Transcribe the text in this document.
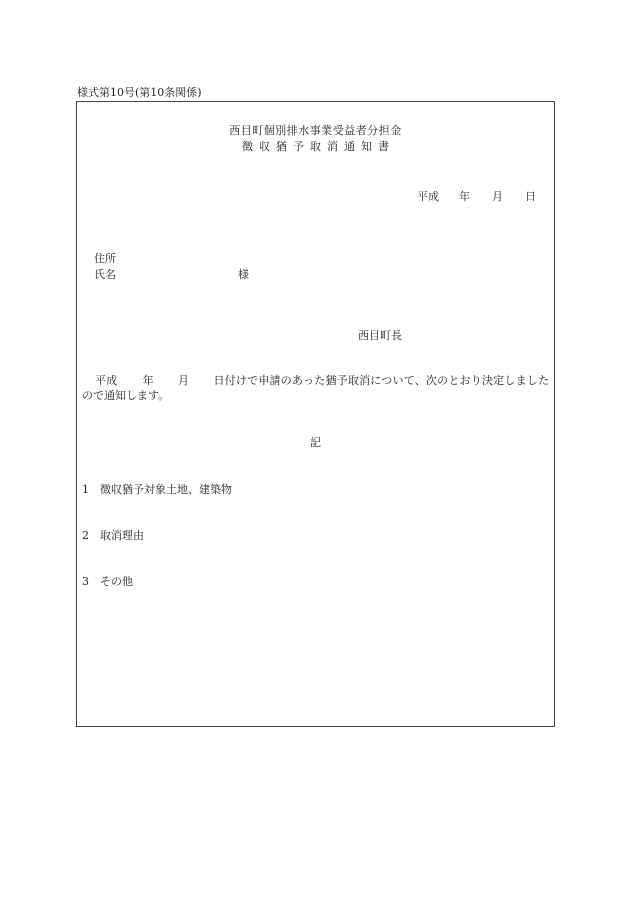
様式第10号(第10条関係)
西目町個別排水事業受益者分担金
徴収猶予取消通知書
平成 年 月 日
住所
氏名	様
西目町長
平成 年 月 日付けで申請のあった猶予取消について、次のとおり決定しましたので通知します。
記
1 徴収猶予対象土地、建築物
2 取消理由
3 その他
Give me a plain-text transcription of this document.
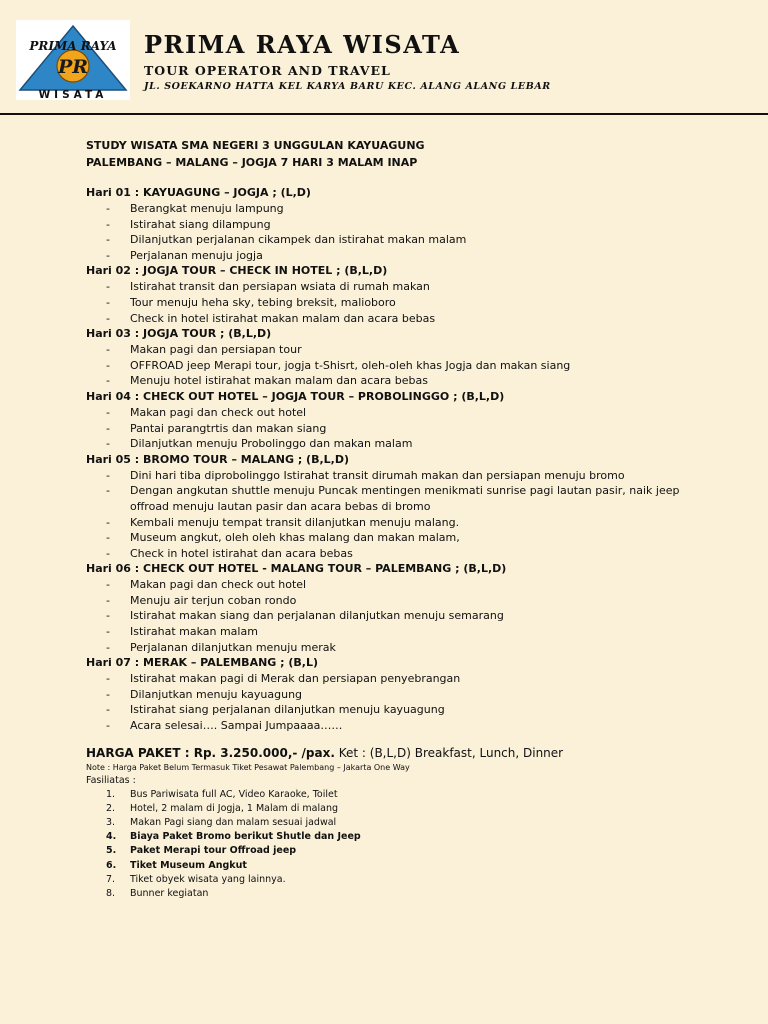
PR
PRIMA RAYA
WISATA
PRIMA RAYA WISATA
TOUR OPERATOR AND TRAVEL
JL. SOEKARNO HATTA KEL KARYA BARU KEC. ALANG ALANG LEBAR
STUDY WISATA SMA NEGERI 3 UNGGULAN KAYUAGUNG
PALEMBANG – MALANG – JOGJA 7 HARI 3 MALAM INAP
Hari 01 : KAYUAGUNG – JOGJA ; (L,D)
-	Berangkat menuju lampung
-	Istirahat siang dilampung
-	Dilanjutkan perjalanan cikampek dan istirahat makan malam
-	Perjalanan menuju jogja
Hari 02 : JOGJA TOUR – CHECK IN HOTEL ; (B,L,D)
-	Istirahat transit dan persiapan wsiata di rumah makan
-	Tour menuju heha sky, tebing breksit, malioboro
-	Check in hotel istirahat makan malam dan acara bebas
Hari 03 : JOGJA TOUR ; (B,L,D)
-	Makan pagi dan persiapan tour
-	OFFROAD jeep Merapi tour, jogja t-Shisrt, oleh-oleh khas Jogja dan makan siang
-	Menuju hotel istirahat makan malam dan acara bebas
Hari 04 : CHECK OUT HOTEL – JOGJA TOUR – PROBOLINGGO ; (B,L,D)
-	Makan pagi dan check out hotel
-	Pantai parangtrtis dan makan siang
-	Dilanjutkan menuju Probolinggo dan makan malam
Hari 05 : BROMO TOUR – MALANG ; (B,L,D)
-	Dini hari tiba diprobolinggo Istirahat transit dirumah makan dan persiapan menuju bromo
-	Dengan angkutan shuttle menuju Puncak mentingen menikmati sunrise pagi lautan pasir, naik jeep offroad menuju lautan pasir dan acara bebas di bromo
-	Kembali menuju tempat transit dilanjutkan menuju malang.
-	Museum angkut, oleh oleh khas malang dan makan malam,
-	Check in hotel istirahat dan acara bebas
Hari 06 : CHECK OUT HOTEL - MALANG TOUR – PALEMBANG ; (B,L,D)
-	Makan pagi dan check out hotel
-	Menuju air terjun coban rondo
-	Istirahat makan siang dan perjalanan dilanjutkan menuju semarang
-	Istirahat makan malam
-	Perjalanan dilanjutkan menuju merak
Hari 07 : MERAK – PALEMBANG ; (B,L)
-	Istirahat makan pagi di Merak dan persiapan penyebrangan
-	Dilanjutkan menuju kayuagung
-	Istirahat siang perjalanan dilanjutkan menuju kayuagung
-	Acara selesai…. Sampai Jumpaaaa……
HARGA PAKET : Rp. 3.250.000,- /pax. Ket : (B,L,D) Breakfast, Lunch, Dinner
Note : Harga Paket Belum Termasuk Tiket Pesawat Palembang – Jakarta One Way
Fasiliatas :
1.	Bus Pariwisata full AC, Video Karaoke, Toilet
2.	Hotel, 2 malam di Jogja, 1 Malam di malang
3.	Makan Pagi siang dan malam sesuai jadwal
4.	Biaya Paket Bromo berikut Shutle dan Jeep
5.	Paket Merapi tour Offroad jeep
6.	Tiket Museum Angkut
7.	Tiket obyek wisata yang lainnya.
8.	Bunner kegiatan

-*-

State the number of lines in the preceding entries that include the word "bebas". Provide nothing else.

- [ANSWER FOR THIS EXERCISE]:
4